== Extracted data ==
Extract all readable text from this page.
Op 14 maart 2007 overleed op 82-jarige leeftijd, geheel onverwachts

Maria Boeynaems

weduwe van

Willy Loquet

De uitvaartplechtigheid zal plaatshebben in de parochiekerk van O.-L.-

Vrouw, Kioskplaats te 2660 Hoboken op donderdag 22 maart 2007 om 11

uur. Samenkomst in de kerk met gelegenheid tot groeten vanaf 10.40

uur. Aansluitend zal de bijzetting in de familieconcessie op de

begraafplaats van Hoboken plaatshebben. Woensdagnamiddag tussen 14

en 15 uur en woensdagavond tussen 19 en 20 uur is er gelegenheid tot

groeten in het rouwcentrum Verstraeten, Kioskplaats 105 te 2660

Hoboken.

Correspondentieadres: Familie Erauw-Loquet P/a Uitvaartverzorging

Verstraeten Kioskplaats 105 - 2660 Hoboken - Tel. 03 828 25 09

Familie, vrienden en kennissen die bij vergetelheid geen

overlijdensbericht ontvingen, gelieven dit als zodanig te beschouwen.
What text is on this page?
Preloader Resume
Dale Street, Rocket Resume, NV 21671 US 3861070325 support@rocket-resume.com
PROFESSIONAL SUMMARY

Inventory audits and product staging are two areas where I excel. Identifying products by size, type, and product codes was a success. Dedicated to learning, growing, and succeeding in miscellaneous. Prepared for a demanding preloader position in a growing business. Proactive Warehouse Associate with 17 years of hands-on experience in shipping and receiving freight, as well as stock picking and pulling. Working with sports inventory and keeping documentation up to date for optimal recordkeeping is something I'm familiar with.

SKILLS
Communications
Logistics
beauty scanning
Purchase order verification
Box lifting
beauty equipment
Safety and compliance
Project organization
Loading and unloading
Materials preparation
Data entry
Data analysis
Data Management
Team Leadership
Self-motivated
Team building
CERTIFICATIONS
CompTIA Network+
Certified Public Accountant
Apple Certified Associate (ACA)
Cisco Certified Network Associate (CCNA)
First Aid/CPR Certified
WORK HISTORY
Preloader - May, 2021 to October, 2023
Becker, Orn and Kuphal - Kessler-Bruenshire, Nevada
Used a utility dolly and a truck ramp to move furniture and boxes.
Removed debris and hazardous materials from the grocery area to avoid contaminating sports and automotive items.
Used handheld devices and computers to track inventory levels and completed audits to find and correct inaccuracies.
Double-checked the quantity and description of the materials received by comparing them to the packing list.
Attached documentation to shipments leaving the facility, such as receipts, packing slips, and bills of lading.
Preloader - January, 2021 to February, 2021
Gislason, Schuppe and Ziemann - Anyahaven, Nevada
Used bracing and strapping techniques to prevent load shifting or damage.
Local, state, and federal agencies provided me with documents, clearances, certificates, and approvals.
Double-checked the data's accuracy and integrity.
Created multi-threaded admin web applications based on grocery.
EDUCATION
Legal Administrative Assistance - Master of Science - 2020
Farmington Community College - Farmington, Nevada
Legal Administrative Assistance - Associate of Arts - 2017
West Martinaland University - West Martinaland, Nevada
===
The records above are to be copied in full, exactly as written.

**Correct result**.
Extract all readable text from this page.
Op 14 maart 2007 overleed op 82-jarige leeftijd, geheel onverwachts

Maria Boeynaems

weduwe van

Willy Loquet

De uitvaartplechtigheid zal plaatshebben in de parochiekerk van O.-L.-

Vrouw, Kioskplaats te 2660 Hoboken op donderdag 22 maart 2007 om 11

uur. Samenkomst in de kerk met gelegenheid tot groeten vanaf 10.40

uur. Aansluitend zal de bijzetting in de familieconcessie op de

begraafplaats van Hoboken plaatshebben. Woensdagnamiddag tussen 14

en 15 uur en woensdagavond tussen 19 en 20 uur is er gelegenheid tot

groeten in het rouwcentrum Verstraeten, Kioskplaats 105 te 2660

Hoboken.

Correspondentieadres: Familie Erauw-Loquet P/a Uitvaartverzorging

Verstraeten Kioskplaats 105 - 2660 Hoboken - Tel. 03 828 25 09

Familie, vrienden en kennissen die bij vergetelheid geen

overlijdensbericht ontvingen, gelieven dit als zodanig te beschouwen.
What text is on this page?
Preloader Resume
Dale Street, Rocket Resume, NV 21671 US 3861070325 support@rocket-resume.com
PROFESSIONAL SUMMARY

Inventory audits and product staging are two areas where I excel. Identifying products by size, type, and product codes was a success. Dedicated to learning, growing, and succeeding in miscellaneous. Prepared for a demanding preloader position in a growing business. Proactive Warehouse Associate with 17 years of hands-on experience in shipping and receiving freight, as well as stock picking and pulling. Working with sports inventory and keeping documentation up to date for optimal recordkeeping is something I'm familiar with.

SKILLS
Communications
Logistics
beauty scanning
Purchase order verification
Box lifting
beauty equipment
Safety and compliance
Project organization
Loading and unloading
Materials preparation
Data entry
Data analysis
Data Management
Team Leadership
Self-motivated
Team building
CERTIFICATIONS
CompTIA Network+
Certified Public Accountant
Apple Certified Associate (ACA)
Cisco Certified Network Associate (CCNA)
First Aid/CPR Certified
WORK HISTORY
Preloader - May, 2021 to October, 2023
Becker, Orn and Kuphal - Kessler-Bruenshire, Nevada
Used a utility dolly and a truck ramp to move furniture and boxes.
Removed debris and hazardous materials from the grocery area to avoid contaminating sports and automotive items.
Used handheld devices and computers to track inventory levels and completed audits to find and correct inaccuracies.
Double-checked the quantity and description of the materials received by comparing them to the packing list.
Attached documentation to shipments leaving the facility, such as receipts, packing slips, and bills of lading.
Preloader - January, 2021 to February, 2021
Gislason, Schuppe and Ziemann - Anyahaven, Nevada
Used bracing and strapping techniques to prevent load shifting or damage.
Local, state, and federal agencies provided me with documents, clearances, certificates, and approvals.
Double-checked the data's accuracy and integrity.
Created multi-threaded admin web applications based on grocery.
EDUCATION
Legal Administrative Assistance - Master of Science - 2020
Farmington Community College - Farmington, Nevada
Legal Administrative Assistance - Associate of Arts - 2017
West Martinaland University - West Martinaland, Nevada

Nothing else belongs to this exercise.